Prompt: Leave the pictures aside and write out exactly every line from the one containing "Serialize everything readable" through the last line.

Source records:
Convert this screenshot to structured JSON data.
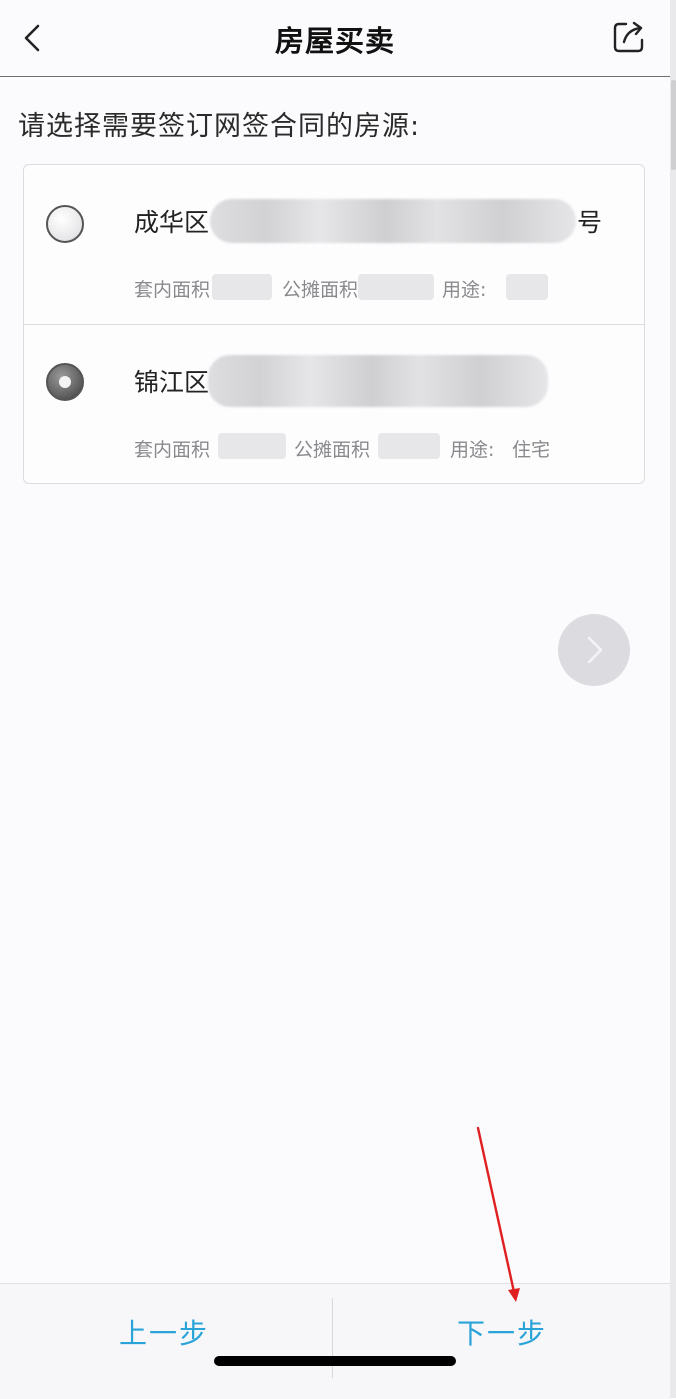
{
  "header": {
    "title": "房屋买卖",
    "back_icon": "chevron-left-icon",
    "share_icon": "share-icon"
  },
  "prompt": "请选择需要签订网签合同的房源:",
  "properties": [
    {
      "district": "成华区",
      "address_tail": "号",
      "inner_area_label": "套内面积",
      "shared_area_label": "公摊面积",
      "usage_label": "用途:",
      "usage_value": "",
      "selected": false
    },
    {
      "district": "锦江区",
      "address_tail": "",
      "inner_area_label": "套内面积",
      "shared_area_label": "公摊面积",
      "usage_label": "用途:",
      "usage_value": "住宅",
      "selected": true
    }
  ],
  "next_arrow_icon": "chevron-right-icon",
  "footer": {
    "prev_label": "上一步",
    "next_label": "下一步"
  },
  "colors": {
    "accent": "#2aa3d8",
    "annotation": "#e02020"
  }
}
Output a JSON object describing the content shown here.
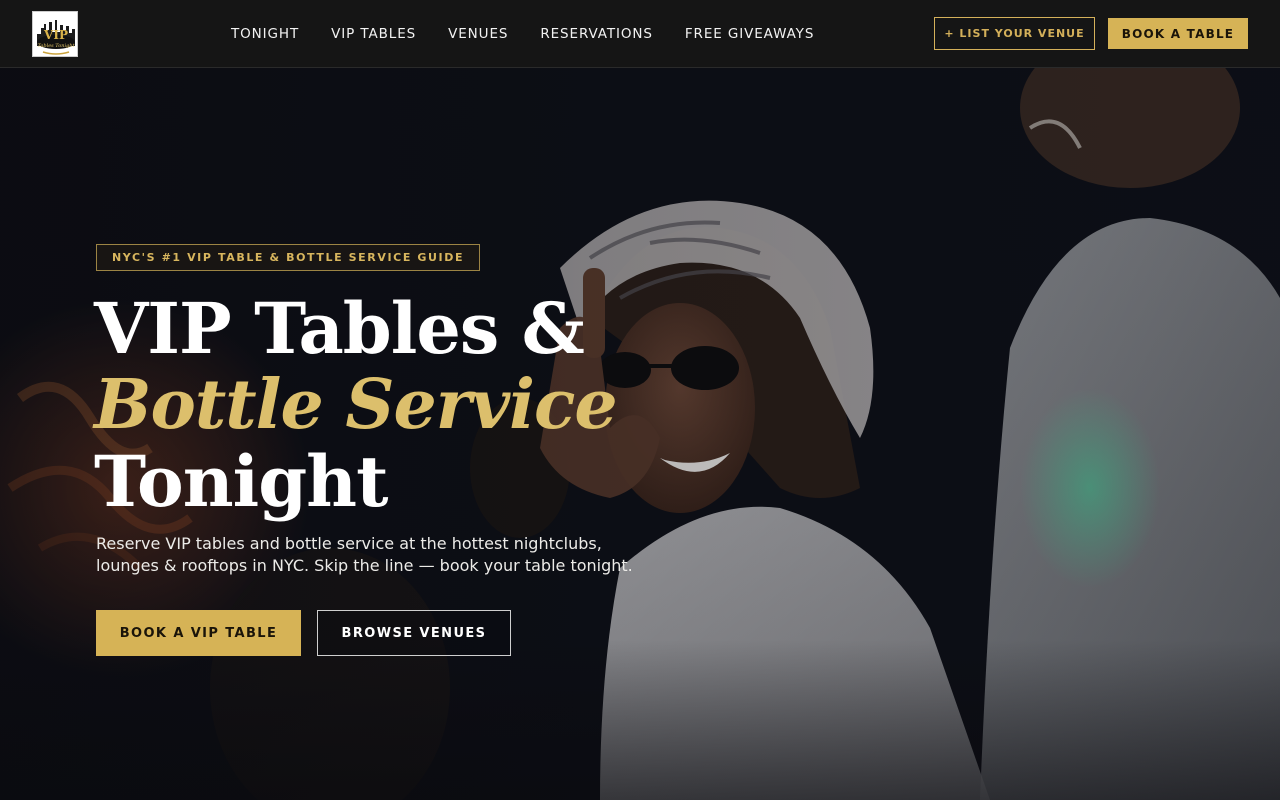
{
  "brand": {
    "logo_text_main": "VIP",
    "logo_text_sub": "Tables Tonight",
    "accent_color": "#d6b356"
  },
  "nav": {
    "items": [
      {
        "label": "TONIGHT"
      },
      {
        "label": "VIP TABLES"
      },
      {
        "label": "VENUES"
      },
      {
        "label": "RESERVATIONS"
      },
      {
        "label": "FREE GIVEAWAYS"
      }
    ],
    "list_venue_label": "+ LIST YOUR VENUE",
    "book_table_label": "BOOK A TABLE"
  },
  "hero": {
    "eyebrow": "NYC'S #1 VIP TABLE & BOTTLE SERVICE GUIDE",
    "headline_line1": "VIP Tables &",
    "headline_line2": "Bottle Service",
    "headline_line3": "Tonight",
    "subcopy_line1": "Reserve VIP tables and bottle service at the hottest nightclubs,",
    "subcopy_line2": "lounges & rooftops in NYC. Skip the line — book your table tonight.",
    "primary_cta": "BOOK A VIP TABLE",
    "secondary_cta": "BROWSE VENUES",
    "background_image": "nightclub-party-photo"
  }
}
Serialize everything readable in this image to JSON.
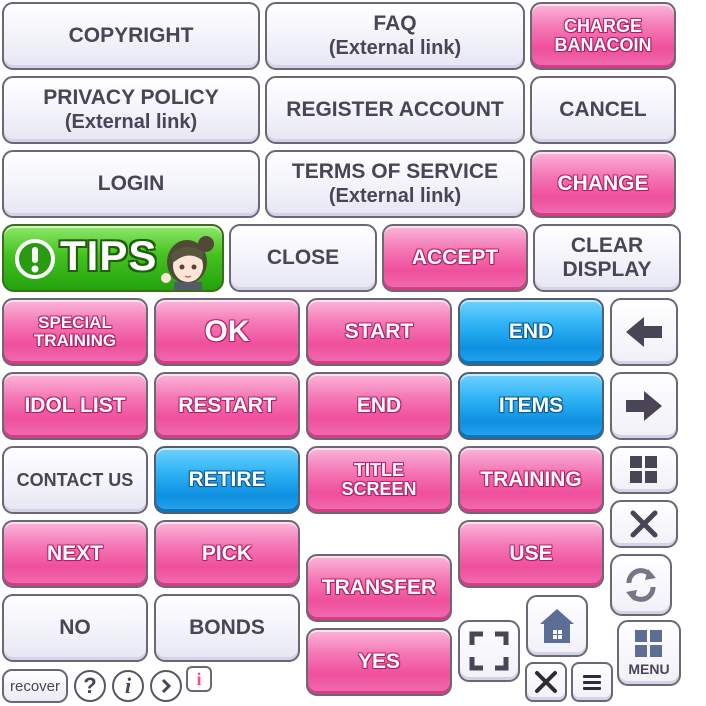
{
  "buttons": {
    "copyright": "COPYRIGHT",
    "faq": "FAQ",
    "external_link": "(External link)",
    "charge_line1": "CHARGE",
    "charge_line2": "BANACOIN",
    "privacy_policy": "PRIVACY POLICY",
    "register_account": "REGISTER ACCOUNT",
    "cancel": "CANCEL",
    "login": "LOGIN",
    "terms_of_service": "TERMS OF SERVICE",
    "change": "CHANGE",
    "tips": "TIPS",
    "close": "CLOSE",
    "accept": "ACCEPT",
    "clear_line1": "CLEAR",
    "clear_line2": "DISPLAY",
    "special_line1": "SPECIAL",
    "special_line2": "TRAINING",
    "ok": "OK",
    "start": "START",
    "end": "END",
    "idol_list": "IDOL LIST",
    "restart": "RESTART",
    "items": "ITEMS",
    "contact_us": "CONTACT US",
    "retire": "RETIRE",
    "title_line1": "TITLE",
    "title_line2": "SCREEN",
    "training": "TRAINING",
    "next": "NEXT",
    "pick": "PICK",
    "use": "USE",
    "transfer": "TRANSFER",
    "no": "NO",
    "bonds": "BONDS",
    "yes": "YES",
    "menu": "MENU",
    "recover": "recover"
  },
  "icons": {
    "question": "?",
    "info": "i",
    "info_box": "i"
  },
  "colors": {
    "pink": "#ef4f9c",
    "blue": "#1a9be6",
    "green": "#35b214",
    "white_button": "#f3f3fa",
    "border": "#6c6675"
  }
}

Result for this task:
Serialize everything readable in this image to JSON.
{
  "buttons": {
    "copyright": "COPYRIGHT",
    "faq": "FAQ",
    "external_link": "(External link)",
    "charge_line1": "CHARGE",
    "charge_line2": "BANACOIN",
    "privacy_policy": "PRIVACY POLICY",
    "register_account": "REGISTER ACCOUNT",
    "cancel": "CANCEL",
    "login": "LOGIN",
    "terms_of_service": "TERMS OF SERVICE",
    "change": "CHANGE",
    "tips": "TIPS",
    "close": "CLOSE",
    "accept": "ACCEPT",
    "clear_line1": "CLEAR",
    "clear_line2": "DISPLAY",
    "special_line1": "SPECIAL",
    "special_line2": "TRAINING",
    "ok": "OK",
    "start": "START",
    "end": "END",
    "idol_list": "IDOL LIST",
    "restart": "RESTART",
    "items": "ITEMS",
    "contact_us": "CONTACT US",
    "retire": "RETIRE",
    "title_line1": "TITLE",
    "title_line2": "SCREEN",
    "training": "TRAINING",
    "next": "NEXT",
    "pick": "PICK",
    "use": "USE",
    "transfer": "TRANSFER",
    "no": "NO",
    "bonds": "BONDS",
    "yes": "YES",
    "menu": "MENU",
    "recover": "recover"
  },
  "icons": {
    "question": "?",
    "info": "i",
    "info_box": "i"
  },
  "colors": {
    "pink": "#ef4f9c",
    "blue": "#1a9be6",
    "green": "#35b214",
    "white_button": "#f3f3fa",
    "border": "#6c6675"
  }
}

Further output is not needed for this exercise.